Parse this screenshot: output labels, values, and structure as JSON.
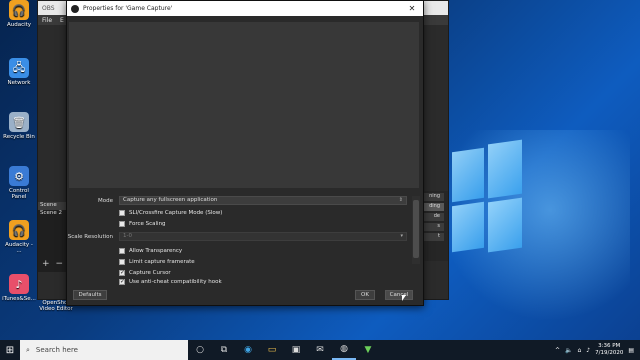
{
  "desktop": {
    "icons": [
      {
        "label": "Audacity",
        "glyph": "🎧",
        "color": "#f0a020"
      },
      {
        "label": "Network",
        "glyph": "🖧",
        "color": "#3a8ee6"
      },
      {
        "label": "Recycle Bin",
        "glyph": "🗑",
        "color": "#9ab0c8"
      },
      {
        "label": "Control Panel",
        "glyph": "⚙",
        "color": "#3a7bd5"
      },
      {
        "label": "Audacity - ...",
        "glyph": "🎧",
        "color": "#f0a020"
      },
      {
        "label": "iTunes&Se...",
        "glyph": "♪",
        "color": "#e84f6a"
      }
    ]
  },
  "obs": {
    "title": "OBS",
    "menu": [
      "File",
      "E"
    ],
    "scenes": [
      "Scene",
      "Scene 2"
    ],
    "scene_tools": [
      "+",
      "−"
    ],
    "right_buttons": [
      "ning",
      "ding",
      "de",
      "s",
      "t"
    ],
    "taskbar_item_label": "OpenShot Video Editor"
  },
  "dialog": {
    "title": "Properties for 'Game Capture'",
    "close_glyph": "✕",
    "mode_label": "Mode",
    "mode_value": "Capture any fullscreen application",
    "checkbox_sli": "SLI/Crossfire Capture Mode (Slow)",
    "checkbox_force": "Force Scaling",
    "scale_label": "Scale Resolution",
    "scale_value": "1-0",
    "checkbox_transparency": "Allow Transparency",
    "checkbox_limit": "Limit capture framerate",
    "checkbox_cursor": "Capture Cursor",
    "checkbox_anticheat": "Use anti-cheat compatibility hook",
    "defaults_label": "Defaults",
    "ok_label": "OK",
    "cancel_label": "Cancel",
    "checked": {
      "sli": false,
      "force": false,
      "transparency": false,
      "limit": false,
      "cursor": true,
      "anticheat": true
    }
  },
  "taskbar": {
    "search_placeholder": "Search here",
    "time": "3:36 PM",
    "date": "7/19/2020"
  }
}
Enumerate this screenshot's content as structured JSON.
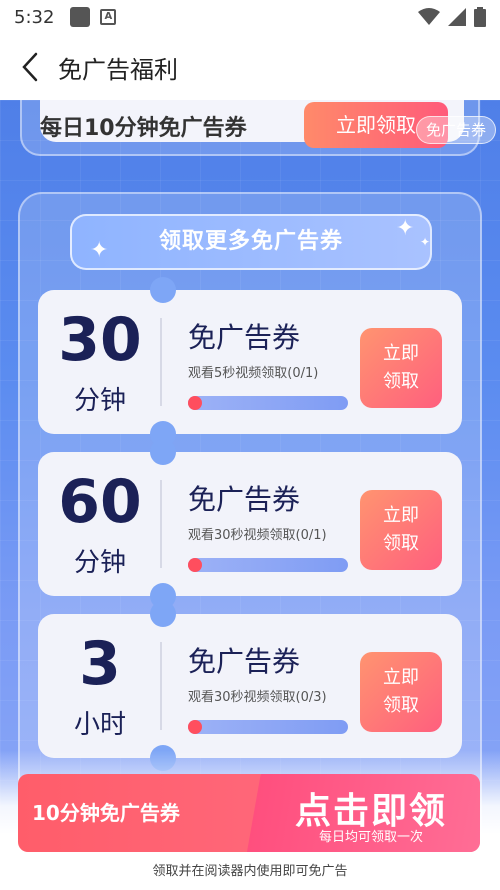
{
  "status": {
    "time": "5:32",
    "notice_letter": "A"
  },
  "nav": {
    "title": "免广告福利"
  },
  "top_card": {
    "text": "每日10分钟免广告券",
    "button": "立即领取",
    "badge": "免广告券"
  },
  "section": {
    "header": "领取更多免广告券"
  },
  "coupons": [
    {
      "amount": "30",
      "unit": "分钟",
      "title": "免广告券",
      "desc": "观看5秒视频领取(0/1)",
      "progress": 0,
      "btn_line1": "立即",
      "btn_line2": "领取"
    },
    {
      "amount": "60",
      "unit": "分钟",
      "title": "免广告券",
      "desc": "观看30秒视频领取(0/1)",
      "progress": 0,
      "btn_line1": "立即",
      "btn_line2": "领取"
    },
    {
      "amount": "3",
      "unit": "小时",
      "title": "免广告券",
      "desc": "观看30秒视频领取(0/3)",
      "progress": 0,
      "btn_line1": "立即",
      "btn_line2": "领取"
    }
  ],
  "bottom": {
    "left_text": "10分钟免广告券",
    "big_text": "点击即领",
    "small_text": "每日均可领取一次",
    "footnote": "领取并在阅读器内使用即可免广告"
  },
  "colors": {
    "accent": "#ff5a7a",
    "primary_dark": "#1b2157",
    "bg_blue": "#5b8cf0"
  }
}
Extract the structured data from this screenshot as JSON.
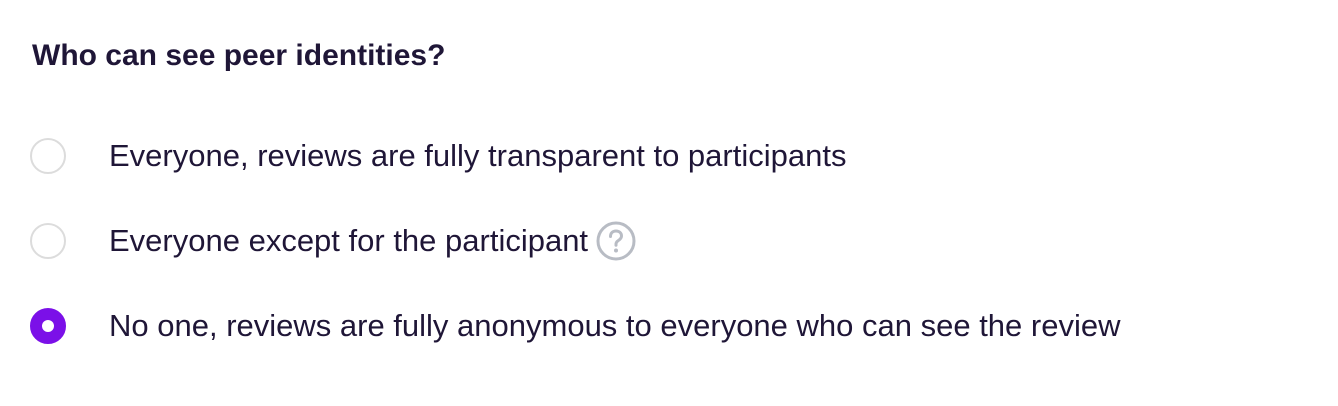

--------------------------------------------------

**WHAT YOU ARE ASKED TO DO:**
In the entries above, how many lines contain the word "this"? Answer with the number only.

**RESULT:**
3